* **To be done**
Repeat the records exactly. Every line must match.

═════ Source material ═════

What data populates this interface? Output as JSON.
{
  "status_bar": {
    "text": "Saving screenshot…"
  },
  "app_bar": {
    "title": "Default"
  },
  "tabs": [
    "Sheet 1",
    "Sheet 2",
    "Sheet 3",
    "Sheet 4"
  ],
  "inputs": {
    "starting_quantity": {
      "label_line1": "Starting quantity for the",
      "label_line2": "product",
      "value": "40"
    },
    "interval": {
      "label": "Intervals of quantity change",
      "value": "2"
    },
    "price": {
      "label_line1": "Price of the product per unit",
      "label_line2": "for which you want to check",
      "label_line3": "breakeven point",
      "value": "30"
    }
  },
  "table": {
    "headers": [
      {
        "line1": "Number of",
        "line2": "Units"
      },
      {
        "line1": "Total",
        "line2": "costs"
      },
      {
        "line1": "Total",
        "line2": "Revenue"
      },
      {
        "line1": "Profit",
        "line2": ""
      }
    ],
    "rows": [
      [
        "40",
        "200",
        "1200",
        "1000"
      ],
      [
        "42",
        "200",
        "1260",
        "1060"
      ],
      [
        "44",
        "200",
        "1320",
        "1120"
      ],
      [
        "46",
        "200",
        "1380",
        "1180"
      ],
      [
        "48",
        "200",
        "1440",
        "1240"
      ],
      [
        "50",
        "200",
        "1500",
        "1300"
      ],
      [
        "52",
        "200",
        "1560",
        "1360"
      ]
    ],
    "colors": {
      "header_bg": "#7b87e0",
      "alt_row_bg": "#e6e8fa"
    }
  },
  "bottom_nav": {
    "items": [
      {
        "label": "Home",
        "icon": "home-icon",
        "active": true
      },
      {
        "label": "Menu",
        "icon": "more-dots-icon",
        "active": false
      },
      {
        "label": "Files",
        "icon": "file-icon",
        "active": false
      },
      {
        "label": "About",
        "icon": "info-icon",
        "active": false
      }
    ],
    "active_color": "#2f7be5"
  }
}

═════

* **Task response**
What data populates this interface? Output as JSON.
{
  "status_bar": {
    "text": "Saving screenshot…"
  },
  "app_bar": {
    "title": "Default"
  },
  "tabs": [
    "Sheet 1",
    "Sheet 2",
    "Sheet 3",
    "Sheet 4"
  ],
  "inputs": {
    "starting_quantity": {
      "label_line1": "Starting quantity for the",
      "label_line2": "product",
      "value": "40"
    },
    "interval": {
      "label": "Intervals of quantity change",
      "value": "2"
    },
    "price": {
      "label_line1": "Price of the product per unit",
      "label_line2": "for which you want to check",
      "label_line3": "breakeven point",
      "value": "30"
    }
  },
  "table": {
    "headers": [
      {
        "line1": "Number of",
        "line2": "Units"
      },
      {
        "line1": "Total",
        "line2": "costs"
      },
      {
        "line1": "Total",
        "line2": "Revenue"
      },
      {
        "line1": "Profit",
        "line2": ""
      }
    ],
    "rows": [
      [
        "40",
        "200",
        "1200",
        "1000"
      ],
      [
        "42",
        "200",
        "1260",
        "1060"
      ],
      [
        "44",
        "200",
        "1320",
        "1120"
      ],
      [
        "46",
        "200",
        "1380",
        "1180"
      ],
      [
        "48",
        "200",
        "1440",
        "1240"
      ],
      [
        "50",
        "200",
        "1500",
        "1300"
      ],
      [
        "52",
        "200",
        "1560",
        "1360"
      ]
    ],
    "colors": {
      "header_bg": "#7b87e0",
      "alt_row_bg": "#e6e8fa"
    }
  },
  "bottom_nav": {
    "items": [
      {
        "label": "Home",
        "icon": "home-icon",
        "active": true
      },
      {
        "label": "Menu",
        "icon": "more-dots-icon",
        "active": false
      },
      {
        "label": "Files",
        "icon": "file-icon",
        "active": false
      },
      {
        "label": "About",
        "icon": "info-icon",
        "active": false
      }
    ],
    "active_color": "#2f7be5"
  }
}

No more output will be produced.